Instructions for the task:
Copy every line of the data that contains the string "инновационного".

Record excerpts:
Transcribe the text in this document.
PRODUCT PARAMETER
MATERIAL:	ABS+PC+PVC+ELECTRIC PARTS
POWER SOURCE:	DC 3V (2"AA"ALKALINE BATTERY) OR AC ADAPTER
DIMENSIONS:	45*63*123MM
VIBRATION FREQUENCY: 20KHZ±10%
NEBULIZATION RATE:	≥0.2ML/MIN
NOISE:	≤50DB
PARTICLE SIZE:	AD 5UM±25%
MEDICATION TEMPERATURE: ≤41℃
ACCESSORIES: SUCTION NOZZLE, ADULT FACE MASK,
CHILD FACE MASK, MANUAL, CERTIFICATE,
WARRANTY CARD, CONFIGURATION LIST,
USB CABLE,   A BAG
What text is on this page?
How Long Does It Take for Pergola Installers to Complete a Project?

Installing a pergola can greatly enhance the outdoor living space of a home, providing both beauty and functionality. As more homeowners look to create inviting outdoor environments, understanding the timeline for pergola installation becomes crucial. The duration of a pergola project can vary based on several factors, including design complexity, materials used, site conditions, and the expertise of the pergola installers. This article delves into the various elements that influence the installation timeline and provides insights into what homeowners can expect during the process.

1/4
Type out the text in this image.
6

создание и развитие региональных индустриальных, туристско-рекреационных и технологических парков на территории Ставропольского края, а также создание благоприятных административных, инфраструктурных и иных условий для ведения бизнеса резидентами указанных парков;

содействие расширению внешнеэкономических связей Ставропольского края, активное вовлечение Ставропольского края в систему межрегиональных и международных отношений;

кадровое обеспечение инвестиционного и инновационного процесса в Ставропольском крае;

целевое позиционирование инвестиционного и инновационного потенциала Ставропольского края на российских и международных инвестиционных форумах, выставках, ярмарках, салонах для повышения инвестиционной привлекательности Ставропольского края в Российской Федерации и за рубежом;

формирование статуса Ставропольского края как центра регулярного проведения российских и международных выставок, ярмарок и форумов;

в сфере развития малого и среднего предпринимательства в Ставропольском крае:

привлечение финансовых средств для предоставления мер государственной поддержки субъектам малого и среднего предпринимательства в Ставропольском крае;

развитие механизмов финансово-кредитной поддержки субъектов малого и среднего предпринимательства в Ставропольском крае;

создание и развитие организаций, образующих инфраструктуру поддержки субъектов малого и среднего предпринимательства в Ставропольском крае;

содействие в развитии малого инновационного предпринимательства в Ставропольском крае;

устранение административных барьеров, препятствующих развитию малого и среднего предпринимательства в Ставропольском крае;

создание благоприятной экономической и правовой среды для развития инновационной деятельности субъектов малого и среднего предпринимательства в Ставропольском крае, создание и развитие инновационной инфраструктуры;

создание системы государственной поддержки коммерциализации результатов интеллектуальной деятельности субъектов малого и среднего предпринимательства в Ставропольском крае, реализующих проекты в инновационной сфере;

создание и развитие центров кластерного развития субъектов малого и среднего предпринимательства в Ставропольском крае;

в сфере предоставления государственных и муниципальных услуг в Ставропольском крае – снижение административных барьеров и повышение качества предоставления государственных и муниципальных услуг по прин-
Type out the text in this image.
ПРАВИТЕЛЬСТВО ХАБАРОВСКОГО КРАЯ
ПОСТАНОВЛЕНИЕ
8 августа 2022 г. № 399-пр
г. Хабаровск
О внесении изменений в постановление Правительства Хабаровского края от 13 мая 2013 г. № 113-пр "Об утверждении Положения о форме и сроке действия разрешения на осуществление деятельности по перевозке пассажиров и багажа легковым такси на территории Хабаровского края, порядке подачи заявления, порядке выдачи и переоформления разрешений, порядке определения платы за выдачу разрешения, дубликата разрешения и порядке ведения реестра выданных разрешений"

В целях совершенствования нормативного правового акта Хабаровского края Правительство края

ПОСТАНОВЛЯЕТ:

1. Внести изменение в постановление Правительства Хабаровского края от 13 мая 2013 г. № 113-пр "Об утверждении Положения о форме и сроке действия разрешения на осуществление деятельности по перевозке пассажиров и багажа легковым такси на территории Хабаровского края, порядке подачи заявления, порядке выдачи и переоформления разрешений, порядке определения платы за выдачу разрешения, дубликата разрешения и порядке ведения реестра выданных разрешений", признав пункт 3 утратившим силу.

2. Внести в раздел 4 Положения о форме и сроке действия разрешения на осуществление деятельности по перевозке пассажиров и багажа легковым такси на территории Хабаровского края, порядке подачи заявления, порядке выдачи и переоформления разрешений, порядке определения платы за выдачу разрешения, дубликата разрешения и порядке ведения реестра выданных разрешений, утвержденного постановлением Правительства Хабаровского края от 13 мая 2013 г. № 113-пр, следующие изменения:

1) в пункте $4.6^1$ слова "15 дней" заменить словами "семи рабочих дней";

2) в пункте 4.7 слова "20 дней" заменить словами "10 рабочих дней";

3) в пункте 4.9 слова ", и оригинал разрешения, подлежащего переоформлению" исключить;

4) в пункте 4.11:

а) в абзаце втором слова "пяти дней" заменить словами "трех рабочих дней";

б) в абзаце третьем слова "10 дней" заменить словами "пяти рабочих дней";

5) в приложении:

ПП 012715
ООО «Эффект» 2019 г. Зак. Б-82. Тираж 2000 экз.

Response to this task:
кадровое обеспечение инвестиционного и инновационного процесса в Ставропольском крае;
целевое позиционирование инвестиционного и инновационного потенциала Ставропольского края на российских и международных инвестиционных форумах, выставках, ярмарках, салонах для повышения инвестиционной привлекательности Ставропольского края в Российской Федерации и за рубежом;
содействие в развитии малого инновационного предпринимательства в Ставропольском крае;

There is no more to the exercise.